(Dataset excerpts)
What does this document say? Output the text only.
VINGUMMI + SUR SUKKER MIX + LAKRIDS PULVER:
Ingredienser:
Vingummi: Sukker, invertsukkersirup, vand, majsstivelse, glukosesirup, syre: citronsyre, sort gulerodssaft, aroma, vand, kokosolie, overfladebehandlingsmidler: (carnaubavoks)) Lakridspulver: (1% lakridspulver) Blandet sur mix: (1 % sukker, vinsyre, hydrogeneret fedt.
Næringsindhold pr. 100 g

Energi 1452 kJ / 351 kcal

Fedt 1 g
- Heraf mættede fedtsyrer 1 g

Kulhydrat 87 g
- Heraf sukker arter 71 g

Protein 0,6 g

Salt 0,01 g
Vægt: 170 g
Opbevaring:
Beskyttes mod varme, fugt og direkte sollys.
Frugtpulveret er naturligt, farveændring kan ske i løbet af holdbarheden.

What needs to be done: Could you copy every record above exactly as it stands?

Answer to the exercise:
What does this document say? Output the text only.
VINGUMMI + SUR SUKKER MIX + LAKRIDS PULVER:
Ingredienser:
Vingummi: Sukker, invertsukkersirup, vand, majsstivelse, glukosesirup, syre: citronsyre, sort gulerodssaft, aroma, vand, kokosolie, overfladebehandlingsmidler: (carnaubavoks)) Lakridspulver: (1% lakridspulver) Blandet sur mix: (1 % sukker, vinsyre, hydrogeneret fedt.
Næringsindhold pr. 100 g

Energi 1452 kJ / 351 kcal

Fedt 1 g
- Heraf mættede fedtsyrer 1 g

Kulhydrat 87 g
- Heraf sukker arter 71 g

Protein 0,6 g

Salt 0,01 g
Vægt: 170 g
Opbevaring:
Beskyttes mod varme, fugt og direkte sollys.
Frugtpulveret er naturligt, farveændring kan ske i løbet af holdbarheden.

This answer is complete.